WHAT YOU SHOULD DO
Return every entry exactly as written.

— BEGIN —

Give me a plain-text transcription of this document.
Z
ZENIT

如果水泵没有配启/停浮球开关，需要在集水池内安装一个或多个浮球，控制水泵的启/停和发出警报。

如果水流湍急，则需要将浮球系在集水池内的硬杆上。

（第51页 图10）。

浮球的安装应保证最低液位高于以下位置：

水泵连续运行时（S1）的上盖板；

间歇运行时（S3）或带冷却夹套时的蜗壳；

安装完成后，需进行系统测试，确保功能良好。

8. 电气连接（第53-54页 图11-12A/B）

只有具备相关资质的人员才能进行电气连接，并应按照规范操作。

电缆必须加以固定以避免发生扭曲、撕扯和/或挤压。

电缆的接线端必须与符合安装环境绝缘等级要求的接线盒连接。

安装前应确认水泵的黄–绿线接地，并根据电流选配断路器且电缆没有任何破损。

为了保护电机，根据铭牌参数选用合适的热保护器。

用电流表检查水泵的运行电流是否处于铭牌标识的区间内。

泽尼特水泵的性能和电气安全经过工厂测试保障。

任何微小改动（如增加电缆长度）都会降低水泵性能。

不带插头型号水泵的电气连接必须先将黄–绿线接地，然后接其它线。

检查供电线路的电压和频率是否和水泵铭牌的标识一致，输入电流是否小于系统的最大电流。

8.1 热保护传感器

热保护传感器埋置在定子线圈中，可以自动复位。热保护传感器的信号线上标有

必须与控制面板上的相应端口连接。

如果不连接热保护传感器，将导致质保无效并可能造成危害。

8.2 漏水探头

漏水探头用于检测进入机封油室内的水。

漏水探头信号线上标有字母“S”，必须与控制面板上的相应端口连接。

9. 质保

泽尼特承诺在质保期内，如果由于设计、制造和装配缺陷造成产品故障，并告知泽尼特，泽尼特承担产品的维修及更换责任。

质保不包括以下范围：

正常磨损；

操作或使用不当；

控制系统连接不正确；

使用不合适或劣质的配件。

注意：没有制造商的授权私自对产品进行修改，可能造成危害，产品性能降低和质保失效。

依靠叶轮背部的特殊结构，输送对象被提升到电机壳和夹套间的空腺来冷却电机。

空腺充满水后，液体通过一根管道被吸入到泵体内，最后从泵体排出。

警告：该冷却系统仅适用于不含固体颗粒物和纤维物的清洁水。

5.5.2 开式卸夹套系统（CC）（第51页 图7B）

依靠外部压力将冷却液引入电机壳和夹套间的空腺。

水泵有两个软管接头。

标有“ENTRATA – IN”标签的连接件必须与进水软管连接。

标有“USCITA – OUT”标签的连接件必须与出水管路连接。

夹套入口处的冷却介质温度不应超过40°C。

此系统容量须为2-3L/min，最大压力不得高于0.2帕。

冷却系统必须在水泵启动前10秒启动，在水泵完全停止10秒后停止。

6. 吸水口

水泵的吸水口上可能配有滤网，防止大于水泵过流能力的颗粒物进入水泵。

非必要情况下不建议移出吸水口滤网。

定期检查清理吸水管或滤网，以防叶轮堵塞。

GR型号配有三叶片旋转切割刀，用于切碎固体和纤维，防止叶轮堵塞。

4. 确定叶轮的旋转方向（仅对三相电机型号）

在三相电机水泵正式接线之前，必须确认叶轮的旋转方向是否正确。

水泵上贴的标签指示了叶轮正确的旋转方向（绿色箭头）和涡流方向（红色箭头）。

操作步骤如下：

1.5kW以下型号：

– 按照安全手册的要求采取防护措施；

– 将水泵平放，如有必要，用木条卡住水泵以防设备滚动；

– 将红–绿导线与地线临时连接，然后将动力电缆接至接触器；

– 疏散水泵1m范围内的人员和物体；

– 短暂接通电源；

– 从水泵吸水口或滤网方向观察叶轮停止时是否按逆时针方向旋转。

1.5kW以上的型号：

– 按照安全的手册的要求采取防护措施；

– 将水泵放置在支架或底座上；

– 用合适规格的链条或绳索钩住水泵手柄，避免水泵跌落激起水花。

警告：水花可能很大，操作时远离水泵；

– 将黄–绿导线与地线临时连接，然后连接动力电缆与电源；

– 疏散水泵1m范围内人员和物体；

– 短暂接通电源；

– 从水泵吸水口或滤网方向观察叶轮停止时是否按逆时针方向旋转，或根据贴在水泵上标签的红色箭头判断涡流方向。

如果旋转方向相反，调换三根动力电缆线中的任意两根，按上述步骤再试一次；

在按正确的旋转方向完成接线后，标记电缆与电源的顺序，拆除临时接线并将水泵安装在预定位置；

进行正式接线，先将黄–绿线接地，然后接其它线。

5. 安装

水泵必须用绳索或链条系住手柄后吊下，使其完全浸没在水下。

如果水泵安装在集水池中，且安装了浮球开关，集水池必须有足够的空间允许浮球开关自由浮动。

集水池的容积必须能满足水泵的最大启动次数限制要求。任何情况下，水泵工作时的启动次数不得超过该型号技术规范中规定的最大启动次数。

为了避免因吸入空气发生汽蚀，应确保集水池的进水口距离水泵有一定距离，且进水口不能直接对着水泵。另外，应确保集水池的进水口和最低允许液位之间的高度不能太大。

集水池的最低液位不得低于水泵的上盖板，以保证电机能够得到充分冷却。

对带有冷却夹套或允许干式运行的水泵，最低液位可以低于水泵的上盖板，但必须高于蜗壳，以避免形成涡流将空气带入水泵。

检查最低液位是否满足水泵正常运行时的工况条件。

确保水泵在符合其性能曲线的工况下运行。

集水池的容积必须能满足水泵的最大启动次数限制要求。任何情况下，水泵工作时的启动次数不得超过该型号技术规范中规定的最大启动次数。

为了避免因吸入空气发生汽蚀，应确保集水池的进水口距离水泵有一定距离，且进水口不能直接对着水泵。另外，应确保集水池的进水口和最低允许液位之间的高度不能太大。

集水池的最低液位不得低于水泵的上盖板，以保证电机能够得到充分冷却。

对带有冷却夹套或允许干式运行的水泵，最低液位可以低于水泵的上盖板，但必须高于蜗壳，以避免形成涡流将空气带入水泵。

— END —

SOLUTION FOR THIS TASK
Give me a plain-text transcription of this document.
Z
ZENIT

如果水泵没有配启/停浮球开关，需要在集水池内安装一个或多个浮球，控制水泵的启/停和发出警报。

如果水流湍急，则需要将浮球系在集水池内的硬杆上。

（第51页 图10）。

浮球的安装应保证最低液位高于以下位置：

水泵连续运行时（S1）的上盖板；

间歇运行时（S3）或带冷却夹套时的蜗壳；

安装完成后，需进行系统测试，确保功能良好。

8. 电气连接（第53-54页 图11-12A/B）

只有具备相关资质的人员才能进行电气连接，并应按照规范操作。

电缆必须加以固定以避免发生扭曲、撕扯和/或挤压。

电缆的接线端必须与符合安装环境绝缘等级要求的接线盒连接。

安装前应确认水泵的黄–绿线接地，并根据电流选配断路器且电缆没有任何破损。

为了保护电机，根据铭牌参数选用合适的热保护器。

用电流表检查水泵的运行电流是否处于铭牌标识的区间内。

泽尼特水泵的性能和电气安全经过工厂测试保障。

任何微小改动（如增加电缆长度）都会降低水泵性能。

不带插头型号水泵的电气连接必须先将黄–绿线接地，然后接其它线。

检查供电线路的电压和频率是否和水泵铭牌的标识一致，输入电流是否小于系统的最大电流。

8.1 热保护传感器

热保护传感器埋置在定子线圈中，可以自动复位。热保护传感器的信号线上标有

必须与控制面板上的相应端口连接。

如果不连接热保护传感器，将导致质保无效并可能造成危害。

8.2 漏水探头

漏水探头用于检测进入机封油室内的水。

漏水探头信号线上标有字母“S”，必须与控制面板上的相应端口连接。

9. 质保

泽尼特承诺在质保期内，如果由于设计、制造和装配缺陷造成产品故障，并告知泽尼特，泽尼特承担产品的维修及更换责任。

质保不包括以下范围：

正常磨损；

操作或使用不当；

控制系统连接不正确；

使用不合适或劣质的配件。

注意：没有制造商的授权私自对产品进行修改，可能造成危害，产品性能降低和质保失效。

依靠叶轮背部的特殊结构，输送对象被提升到电机壳和夹套间的空腺来冷却电机。

空腺充满水后，液体通过一根管道被吸入到泵体内，最后从泵体排出。

警告：该冷却系统仅适用于不含固体颗粒物和纤维物的清洁水。

5.5.2 开式卸夹套系统（CC）（第51页 图7B）

依靠外部压力将冷却液引入电机壳和夹套间的空腺。

水泵有两个软管接头。

标有“ENTRATA – IN”标签的连接件必须与进水软管连接。

标有“USCITA – OUT”标签的连接件必须与出水管路连接。

夹套入口处的冷却介质温度不应超过40°C。

此系统容量须为2-3L/min，最大压力不得高于0.2帕。

冷却系统必须在水泵启动前10秒启动，在水泵完全停止10秒后停止。

6. 吸水口

水泵的吸水口上可能配有滤网，防止大于水泵过流能力的颗粒物进入水泵。

非必要情况下不建议移出吸水口滤网。

定期检查清理吸水管或滤网，以防叶轮堵塞。

GR型号配有三叶片旋转切割刀，用于切碎固体和纤维，防止叶轮堵塞。

4. 确定叶轮的旋转方向（仅对三相电机型号）

在三相电机水泵正式接线之前，必须确认叶轮的旋转方向是否正确。

水泵上贴的标签指示了叶轮正确的旋转方向（绿色箭头）和涡流方向（红色箭头）。

操作步骤如下：

1.5kW以下型号：

– 按照安全手册的要求采取防护措施；

– 将水泵平放，如有必要，用木条卡住水泵以防设备滚动；

– 将红–绿导线与地线临时连接，然后将动力电缆接至接触器；

– 疏散水泵1m范围内的人员和物体；

– 短暂接通电源；

– 从水泵吸水口或滤网方向观察叶轮停止时是否按逆时针方向旋转。

1.5kW以上的型号：

– 按照安全的手册的要求采取防护措施；

– 将水泵放置在支架或底座上；

– 用合适规格的链条或绳索钩住水泵手柄，避免水泵跌落激起水花。

警告：水花可能很大，操作时远离水泵；

– 将黄–绿导线与地线临时连接，然后连接动力电缆与电源；

– 疏散水泵1m范围内人员和物体；

– 短暂接通电源；

– 从水泵吸水口或滤网方向观察叶轮停止时是否按逆时针方向旋转，或根据贴在水泵上标签的红色箭头判断涡流方向。

如果旋转方向相反，调换三根动力电缆线中的任意两根，按上述步骤再试一次；

在按正确的旋转方向完成接线后，标记电缆与电源的顺序，拆除临时接线并将水泵安装在预定位置；

进行正式接线，先将黄–绿线接地，然后接其它线。

5. 安装

水泵必须用绳索或链条系住手柄后吊下，使其完全浸没在水下。

如果水泵安装在集水池中，且安装了浮球开关，集水池必须有足够的空间允许浮球开关自由浮动。

集水池的容积必须能满足水泵的最大启动次数限制要求。任何情况下，水泵工作时的启动次数不得超过该型号技术规范中规定的最大启动次数。

为了避免因吸入空气发生汽蚀，应确保集水池的进水口距离水泵有一定距离，且进水口不能直接对着水泵。另外，应确保集水池的进水口和最低允许液位之间的高度不能太大。

集水池的最低液位不得低于水泵的上盖板，以保证电机能够得到充分冷却。

对带有冷却夹套或允许干式运行的水泵，最低液位可以低于水泵的上盖板，但必须高于蜗壳，以避免形成涡流将空气带入水泵。

检查最低液位是否满足水泵正常运行时的工况条件。

确保水泵在符合其性能曲线的工况下运行。

集水池的容积必须能满足水泵的最大启动次数限制要求。任何情况下，水泵工作时的启动次数不得超过该型号技术规范中规定的最大启动次数。

为了避免因吸入空气发生汽蚀，应确保集水池的进水口距离水泵有一定距离，且进水口不能直接对着水泵。另外，应确保集水池的进水口和最低允许液位之间的高度不能太大。

集水池的最低液位不得低于水泵的上盖板，以保证电机能够得到充分冷却。

对带有冷却夹套或允许干式运行的水泵，最低液位可以低于水泵的上盖板，但必须高于蜗壳，以避免形成涡流将空气带入水泵。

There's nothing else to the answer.